◆ **JOB**
Copy the data below word for word, from the line containing "distance-label: 2 — [438, 478, 449, 503]" through the end of the data.

◆ **Spatial annotation entries**
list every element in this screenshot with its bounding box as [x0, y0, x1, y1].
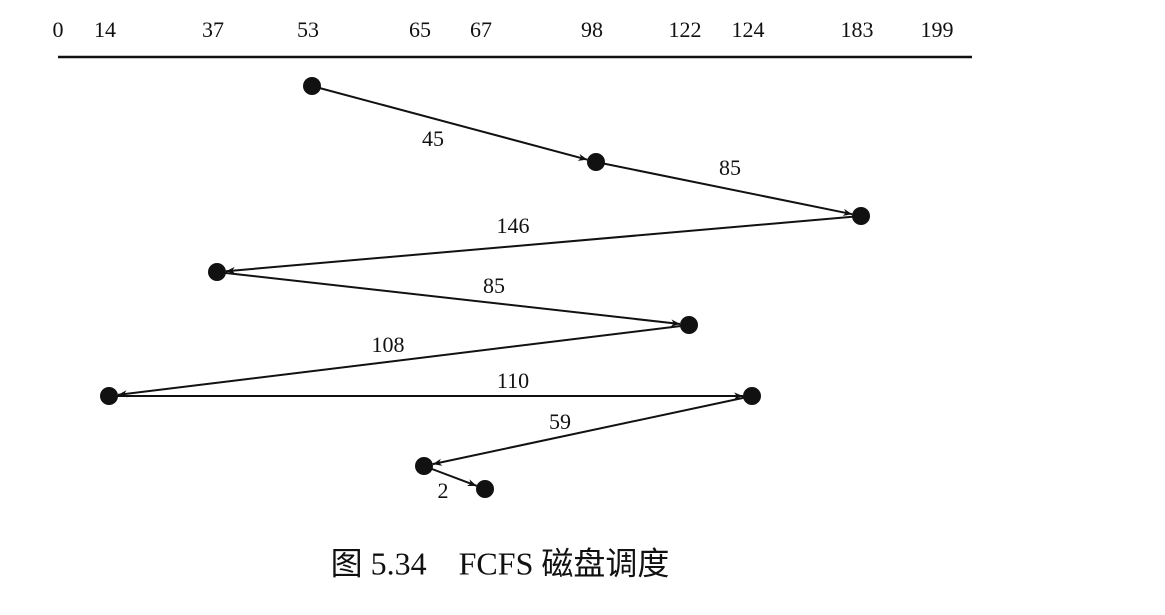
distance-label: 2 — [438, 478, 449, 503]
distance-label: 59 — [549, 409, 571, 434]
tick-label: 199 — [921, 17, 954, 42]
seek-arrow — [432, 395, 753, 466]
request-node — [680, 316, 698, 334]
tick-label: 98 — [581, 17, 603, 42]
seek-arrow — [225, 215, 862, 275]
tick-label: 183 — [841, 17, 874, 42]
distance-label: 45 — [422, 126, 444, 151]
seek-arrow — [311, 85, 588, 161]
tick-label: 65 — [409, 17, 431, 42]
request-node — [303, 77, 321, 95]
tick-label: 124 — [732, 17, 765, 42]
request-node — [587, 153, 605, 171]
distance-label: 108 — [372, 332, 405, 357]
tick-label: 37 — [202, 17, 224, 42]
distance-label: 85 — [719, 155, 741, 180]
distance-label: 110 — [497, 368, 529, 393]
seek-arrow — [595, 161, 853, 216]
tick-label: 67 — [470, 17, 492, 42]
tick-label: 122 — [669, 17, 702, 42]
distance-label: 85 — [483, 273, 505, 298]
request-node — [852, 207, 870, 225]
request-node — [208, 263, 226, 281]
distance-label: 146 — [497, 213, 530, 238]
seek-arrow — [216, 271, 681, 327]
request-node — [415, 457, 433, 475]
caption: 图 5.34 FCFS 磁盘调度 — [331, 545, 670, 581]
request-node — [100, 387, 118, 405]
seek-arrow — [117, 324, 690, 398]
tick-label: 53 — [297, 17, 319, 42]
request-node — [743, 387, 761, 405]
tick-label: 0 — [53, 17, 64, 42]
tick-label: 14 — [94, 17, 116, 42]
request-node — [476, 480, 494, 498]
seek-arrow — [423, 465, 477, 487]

◆ **EXERCISE RESULT**
distance-label: 2 — [438, 478, 449, 503]
distance-label: 59 — [549, 409, 571, 434]
tick-label: 199 — [921, 17, 954, 42]
seek-arrow — [432, 395, 753, 466]
request-node — [680, 316, 698, 334]
tick-label: 98 — [581, 17, 603, 42]
seek-arrow — [225, 215, 862, 275]
tick-label: 183 — [841, 17, 874, 42]
distance-label: 45 — [422, 126, 444, 151]
seek-arrow — [311, 85, 588, 161]
tick-label: 65 — [409, 17, 431, 42]
request-node — [303, 77, 321, 95]
tick-label: 124 — [732, 17, 765, 42]
request-node — [587, 153, 605, 171]
distance-label: 108 — [372, 332, 405, 357]
tick-label: 37 — [202, 17, 224, 42]
distance-label: 85 — [719, 155, 741, 180]
distance-label: 110 — [497, 368, 529, 393]
seek-arrow — [595, 161, 853, 216]
tick-label: 67 — [470, 17, 492, 42]
tick-label: 122 — [669, 17, 702, 42]
distance-label: 85 — [483, 273, 505, 298]
request-node — [852, 207, 870, 225]
request-node — [208, 263, 226, 281]
distance-label: 146 — [497, 213, 530, 238]
seek-arrow — [216, 271, 681, 327]
request-node — [415, 457, 433, 475]
caption: 图 5.34 FCFS 磁盘调度 — [331, 545, 670, 581]
request-node — [100, 387, 118, 405]
seek-arrow — [117, 324, 690, 398]
tick-label: 53 — [297, 17, 319, 42]
request-node — [743, 387, 761, 405]
tick-label: 0 — [53, 17, 64, 42]
tick-label: 14 — [94, 17, 116, 42]
request-node — [476, 480, 494, 498]
seek-arrow — [423, 465, 477, 487]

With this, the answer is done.